_Exercise goal:_
Make an exact copy of each entry, leaving out every picture.

_Data section:_
* * *

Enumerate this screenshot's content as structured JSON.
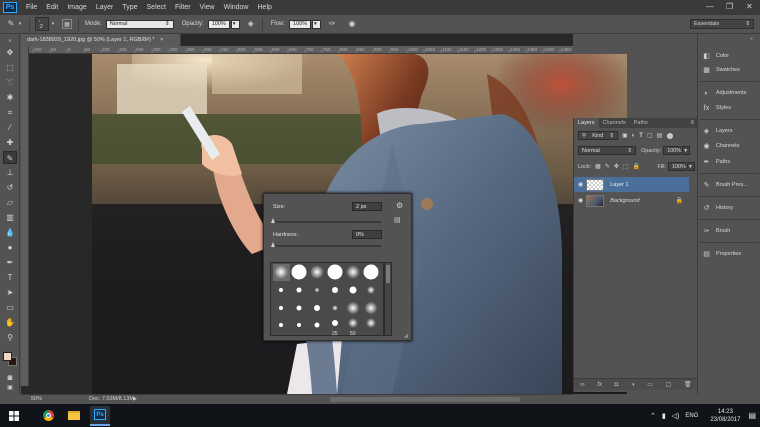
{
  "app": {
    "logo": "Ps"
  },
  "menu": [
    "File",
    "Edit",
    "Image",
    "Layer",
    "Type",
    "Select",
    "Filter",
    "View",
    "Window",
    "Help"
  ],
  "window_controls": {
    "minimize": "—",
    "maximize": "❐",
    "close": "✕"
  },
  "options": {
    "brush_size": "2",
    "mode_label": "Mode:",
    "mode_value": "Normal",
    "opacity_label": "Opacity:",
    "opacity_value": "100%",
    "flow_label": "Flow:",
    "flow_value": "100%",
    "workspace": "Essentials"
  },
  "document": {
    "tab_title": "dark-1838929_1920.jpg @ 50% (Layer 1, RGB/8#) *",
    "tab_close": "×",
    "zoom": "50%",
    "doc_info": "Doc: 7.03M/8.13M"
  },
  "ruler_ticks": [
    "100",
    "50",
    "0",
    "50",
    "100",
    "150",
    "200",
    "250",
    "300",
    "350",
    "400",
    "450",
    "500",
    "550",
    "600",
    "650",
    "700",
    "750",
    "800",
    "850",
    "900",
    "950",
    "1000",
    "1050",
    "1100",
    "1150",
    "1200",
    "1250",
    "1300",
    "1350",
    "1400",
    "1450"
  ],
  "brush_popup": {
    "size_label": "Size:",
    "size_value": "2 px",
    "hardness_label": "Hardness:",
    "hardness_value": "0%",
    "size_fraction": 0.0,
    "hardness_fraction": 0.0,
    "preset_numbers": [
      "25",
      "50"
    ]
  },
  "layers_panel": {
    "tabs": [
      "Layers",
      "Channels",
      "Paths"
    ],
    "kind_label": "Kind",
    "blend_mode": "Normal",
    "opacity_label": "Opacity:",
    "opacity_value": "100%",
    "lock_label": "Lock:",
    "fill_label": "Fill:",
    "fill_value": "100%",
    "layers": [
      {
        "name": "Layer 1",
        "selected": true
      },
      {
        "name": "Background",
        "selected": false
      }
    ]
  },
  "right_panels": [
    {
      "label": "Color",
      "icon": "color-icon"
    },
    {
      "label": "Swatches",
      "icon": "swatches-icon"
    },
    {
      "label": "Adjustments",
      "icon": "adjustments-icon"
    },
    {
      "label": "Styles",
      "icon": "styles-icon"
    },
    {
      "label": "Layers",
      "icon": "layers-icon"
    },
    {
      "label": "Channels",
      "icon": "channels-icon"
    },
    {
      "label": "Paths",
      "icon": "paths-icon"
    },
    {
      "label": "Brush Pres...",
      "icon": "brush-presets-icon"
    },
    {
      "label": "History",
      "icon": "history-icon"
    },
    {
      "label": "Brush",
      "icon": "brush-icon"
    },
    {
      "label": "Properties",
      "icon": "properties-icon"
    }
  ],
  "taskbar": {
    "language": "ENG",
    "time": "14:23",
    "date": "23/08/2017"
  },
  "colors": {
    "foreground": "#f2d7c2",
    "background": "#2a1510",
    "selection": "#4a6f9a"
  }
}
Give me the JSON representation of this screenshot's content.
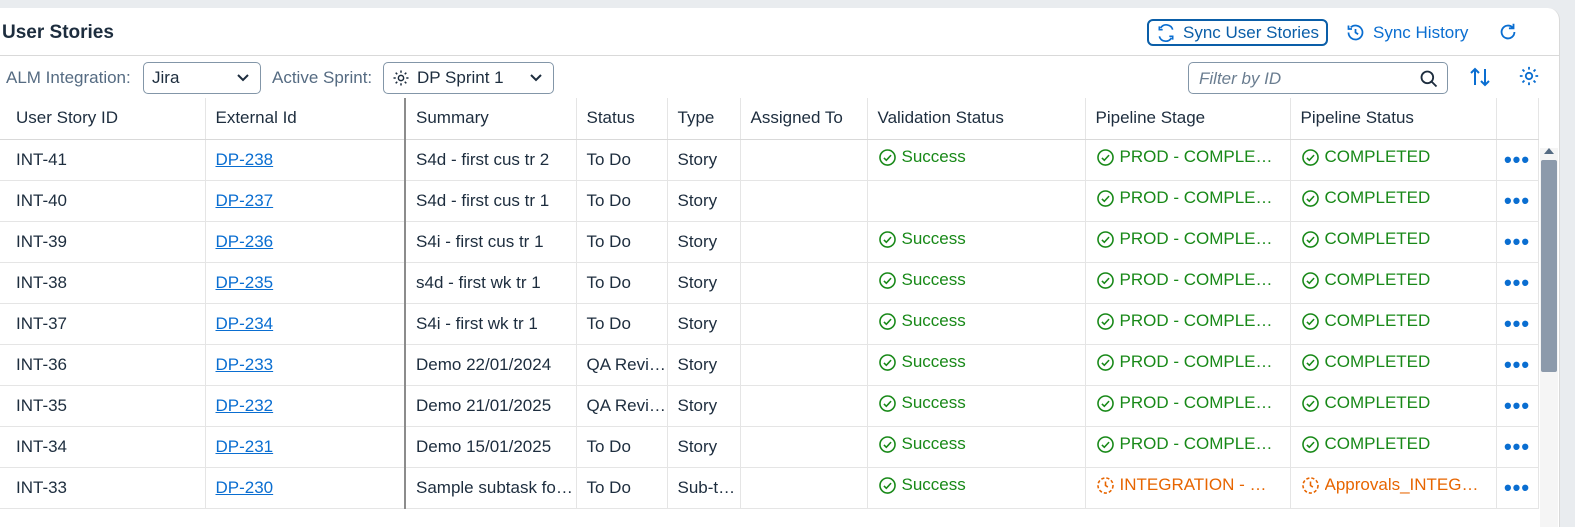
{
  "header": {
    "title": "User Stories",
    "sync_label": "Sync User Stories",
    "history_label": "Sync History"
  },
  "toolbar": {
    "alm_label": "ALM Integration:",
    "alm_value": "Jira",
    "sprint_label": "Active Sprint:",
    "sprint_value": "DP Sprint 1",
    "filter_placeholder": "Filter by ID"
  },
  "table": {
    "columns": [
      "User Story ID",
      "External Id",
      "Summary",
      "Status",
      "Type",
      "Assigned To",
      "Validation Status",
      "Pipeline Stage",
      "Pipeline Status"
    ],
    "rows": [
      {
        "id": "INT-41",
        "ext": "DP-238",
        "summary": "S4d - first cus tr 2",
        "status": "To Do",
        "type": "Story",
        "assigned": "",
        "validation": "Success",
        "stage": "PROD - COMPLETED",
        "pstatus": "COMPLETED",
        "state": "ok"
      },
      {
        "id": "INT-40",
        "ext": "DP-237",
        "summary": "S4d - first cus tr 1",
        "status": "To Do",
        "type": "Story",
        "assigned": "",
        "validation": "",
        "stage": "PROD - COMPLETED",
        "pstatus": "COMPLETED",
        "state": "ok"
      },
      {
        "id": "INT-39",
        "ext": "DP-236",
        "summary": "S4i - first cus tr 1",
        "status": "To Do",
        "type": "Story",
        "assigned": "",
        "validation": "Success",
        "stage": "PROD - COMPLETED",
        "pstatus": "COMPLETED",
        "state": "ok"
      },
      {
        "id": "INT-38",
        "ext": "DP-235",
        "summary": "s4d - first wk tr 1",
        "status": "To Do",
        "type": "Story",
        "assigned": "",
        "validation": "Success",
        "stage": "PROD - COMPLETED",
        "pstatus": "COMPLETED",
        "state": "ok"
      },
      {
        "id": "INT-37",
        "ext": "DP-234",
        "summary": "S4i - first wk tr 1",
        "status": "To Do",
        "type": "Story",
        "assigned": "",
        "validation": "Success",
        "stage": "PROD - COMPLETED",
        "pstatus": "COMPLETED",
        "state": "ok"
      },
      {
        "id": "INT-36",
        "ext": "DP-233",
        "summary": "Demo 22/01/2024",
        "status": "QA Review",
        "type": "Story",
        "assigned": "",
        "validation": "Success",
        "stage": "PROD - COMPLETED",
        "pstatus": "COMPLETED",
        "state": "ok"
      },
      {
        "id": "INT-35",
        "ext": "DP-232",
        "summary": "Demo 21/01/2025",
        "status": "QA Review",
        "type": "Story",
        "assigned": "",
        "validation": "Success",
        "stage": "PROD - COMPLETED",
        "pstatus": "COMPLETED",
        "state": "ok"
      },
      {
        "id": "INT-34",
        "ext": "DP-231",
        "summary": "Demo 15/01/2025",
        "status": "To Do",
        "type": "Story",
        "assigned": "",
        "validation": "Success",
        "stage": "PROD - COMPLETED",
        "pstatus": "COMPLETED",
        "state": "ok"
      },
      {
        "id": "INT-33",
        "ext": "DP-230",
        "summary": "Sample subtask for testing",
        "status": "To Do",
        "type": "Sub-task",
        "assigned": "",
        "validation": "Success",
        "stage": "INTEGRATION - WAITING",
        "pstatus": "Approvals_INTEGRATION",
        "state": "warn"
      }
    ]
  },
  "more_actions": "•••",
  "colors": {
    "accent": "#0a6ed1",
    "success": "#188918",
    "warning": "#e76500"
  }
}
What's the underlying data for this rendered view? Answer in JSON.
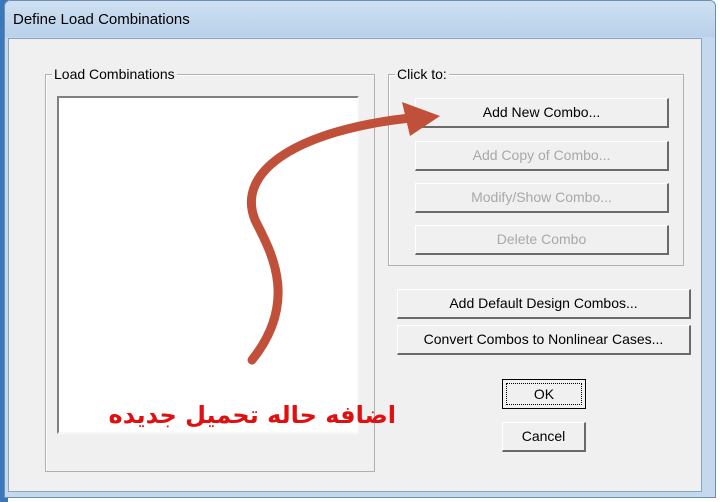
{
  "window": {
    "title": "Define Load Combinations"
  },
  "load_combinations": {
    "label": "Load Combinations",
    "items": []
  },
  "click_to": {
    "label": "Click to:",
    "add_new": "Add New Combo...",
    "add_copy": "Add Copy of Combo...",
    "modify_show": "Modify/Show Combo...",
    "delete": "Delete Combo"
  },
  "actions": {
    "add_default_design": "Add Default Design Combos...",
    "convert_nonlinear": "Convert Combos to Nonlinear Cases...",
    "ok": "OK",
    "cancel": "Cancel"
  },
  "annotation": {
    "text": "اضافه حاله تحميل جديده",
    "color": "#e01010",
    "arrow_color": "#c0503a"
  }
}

* * *

_Completed task:_
Enumerate this screenshot's content as structured JSON.
{
  "app": {
    "logo": "Ps"
  },
  "menu": [
    "File",
    "Edit",
    "Image",
    "Layer",
    "Type",
    "Select",
    "Filter",
    "View",
    "Window",
    "Help"
  ],
  "window_controls": {
    "minimize": "—",
    "maximize": "❐",
    "close": "✕"
  },
  "options": {
    "brush_size": "2",
    "mode_label": "Mode:",
    "mode_value": "Normal",
    "opacity_label": "Opacity:",
    "opacity_value": "100%",
    "flow_label": "Flow:",
    "flow_value": "100%",
    "workspace": "Essentials"
  },
  "document": {
    "tab_title": "dark-1838929_1920.jpg @ 50% (Layer 1, RGB/8#) *",
    "tab_close": "×",
    "zoom": "50%",
    "doc_info": "Doc: 7.03M/8.13M"
  },
  "ruler_ticks": [
    "100",
    "50",
    "0",
    "50",
    "100",
    "150",
    "200",
    "250",
    "300",
    "350",
    "400",
    "450",
    "500",
    "550",
    "600",
    "650",
    "700",
    "750",
    "800",
    "850",
    "900",
    "950",
    "1000",
    "1050",
    "1100",
    "1150",
    "1200",
    "1250",
    "1300",
    "1350",
    "1400",
    "1450"
  ],
  "brush_popup": {
    "size_label": "Size:",
    "size_value": "2 px",
    "hardness_label": "Hardness:",
    "hardness_value": "0%",
    "size_fraction": 0.0,
    "hardness_fraction": 0.0,
    "preset_numbers": [
      "25",
      "50"
    ]
  },
  "layers_panel": {
    "tabs": [
      "Layers",
      "Channels",
      "Paths"
    ],
    "kind_label": "Kind",
    "blend_mode": "Normal",
    "opacity_label": "Opacity:",
    "opacity_value": "100%",
    "lock_label": "Lock:",
    "fill_label": "Fill:",
    "fill_value": "100%",
    "layers": [
      {
        "name": "Layer 1",
        "selected": true
      },
      {
        "name": "Background",
        "selected": false
      }
    ]
  },
  "right_panels": [
    {
      "label": "Color",
      "icon": "color-icon"
    },
    {
      "label": "Swatches",
      "icon": "swatches-icon"
    },
    {
      "label": "Adjustments",
      "icon": "adjustments-icon"
    },
    {
      "label": "Styles",
      "icon": "styles-icon"
    },
    {
      "label": "Layers",
      "icon": "layers-icon"
    },
    {
      "label": "Channels",
      "icon": "channels-icon"
    },
    {
      "label": "Paths",
      "icon": "paths-icon"
    },
    {
      "label": "Brush Pres...",
      "icon": "brush-presets-icon"
    },
    {
      "label": "History",
      "icon": "history-icon"
    },
    {
      "label": "Brush",
      "icon": "brush-icon"
    },
    {
      "label": "Properties",
      "icon": "properties-icon"
    }
  ],
  "taskbar": {
    "language": "ENG",
    "time": "14:23",
    "date": "23/08/2017"
  },
  "colors": {
    "foreground": "#f2d7c2",
    "background": "#2a1510",
    "selection": "#4a6f9a"
  }
}
Give me the JSON representation of this screenshot's content.
{
  "header": {
    "title": "User Stories",
    "sync_label": "Sync User Stories",
    "history_label": "Sync History"
  },
  "toolbar": {
    "alm_label": "ALM Integration:",
    "alm_value": "Jira",
    "sprint_label": "Active Sprint:",
    "sprint_value": "DP Sprint 1",
    "filter_placeholder": "Filter by ID"
  },
  "table": {
    "columns": [
      "User Story ID",
      "External Id",
      "Summary",
      "Status",
      "Type",
      "Assigned To",
      "Validation Status",
      "Pipeline Stage",
      "Pipeline Status"
    ],
    "rows": [
      {
        "id": "INT-41",
        "ext": "DP-238",
        "summary": "S4d - first cus tr 2",
        "status": "To Do",
        "type": "Story",
        "assigned": "",
        "validation": "Success",
        "stage": "PROD - COMPLETED",
        "pstatus": "COMPLETED",
        "state": "ok"
      },
      {
        "id": "INT-40",
        "ext": "DP-237",
        "summary": "S4d - first cus tr 1",
        "status": "To Do",
        "type": "Story",
        "assigned": "",
        "validation": "",
        "stage": "PROD - COMPLETED",
        "pstatus": "COMPLETED",
        "state": "ok"
      },
      {
        "id": "INT-39",
        "ext": "DP-236",
        "summary": "S4i - first cus tr 1",
        "status": "To Do",
        "type": "Story",
        "assigned": "",
        "validation": "Success",
        "stage": "PROD - COMPLETED",
        "pstatus": "COMPLETED",
        "state": "ok"
      },
      {
        "id": "INT-38",
        "ext": "DP-235",
        "summary": "s4d - first wk tr 1",
        "status": "To Do",
        "type": "Story",
        "assigned": "",
        "validation": "Success",
        "stage": "PROD - COMPLETED",
        "pstatus": "COMPLETED",
        "state": "ok"
      },
      {
        "id": "INT-37",
        "ext": "DP-234",
        "summary": "S4i - first wk tr 1",
        "status": "To Do",
        "type": "Story",
        "assigned": "",
        "validation": "Success",
        "stage": "PROD - COMPLETED",
        "pstatus": "COMPLETED",
        "state": "ok"
      },
      {
        "id": "INT-36",
        "ext": "DP-233",
        "summary": "Demo 22/01/2024",
        "status": "QA Review",
        "type": "Story",
        "assigned": "",
        "validation": "Success",
        "stage": "PROD - COMPLETED",
        "pstatus": "COMPLETED",
        "state": "ok"
      },
      {
        "id": "INT-35",
        "ext": "DP-232",
        "summary": "Demo 21/01/2025",
        "status": "QA Review",
        "type": "Story",
        "assigned": "",
        "validation": "Success",
        "stage": "PROD - COMPLETED",
        "pstatus": "COMPLETED",
        "state": "ok"
      },
      {
        "id": "INT-34",
        "ext": "DP-231",
        "summary": "Demo 15/01/2025",
        "status": "To Do",
        "type": "Story",
        "assigned": "",
        "validation": "Success",
        "stage": "PROD - COMPLETED",
        "pstatus": "COMPLETED",
        "state": "ok"
      },
      {
        "id": "INT-33",
        "ext": "DP-230",
        "summary": "Sample subtask for testing",
        "status": "To Do",
        "type": "Sub-task",
        "assigned": "",
        "validation": "Success",
        "stage": "INTEGRATION - WAITING",
        "pstatus": "Approvals_INTEGRATION",
        "state": "warn"
      }
    ]
  },
  "more_actions": "•••",
  "colors": {
    "accent": "#0a6ed1",
    "success": "#188918",
    "warning": "#e76500"
  }
}
What's the underlying data for this rendered view? Answer in JSON.
{
  "window": {
    "title": "Define Load Combinations"
  },
  "load_combinations": {
    "label": "Load Combinations",
    "items": []
  },
  "click_to": {
    "label": "Click to:",
    "add_new": "Add New Combo...",
    "add_copy": "Add Copy of Combo...",
    "modify_show": "Modify/Show Combo...",
    "delete": "Delete Combo"
  },
  "actions": {
    "add_default_design": "Add Default Design Combos...",
    "convert_nonlinear": "Convert Combos to Nonlinear Cases...",
    "ok": "OK",
    "cancel": "Cancel"
  },
  "annotation": {
    "text": "اضافه حاله تحميل جديده",
    "color": "#e01010",
    "arrow_color": "#c0503a"
  }
}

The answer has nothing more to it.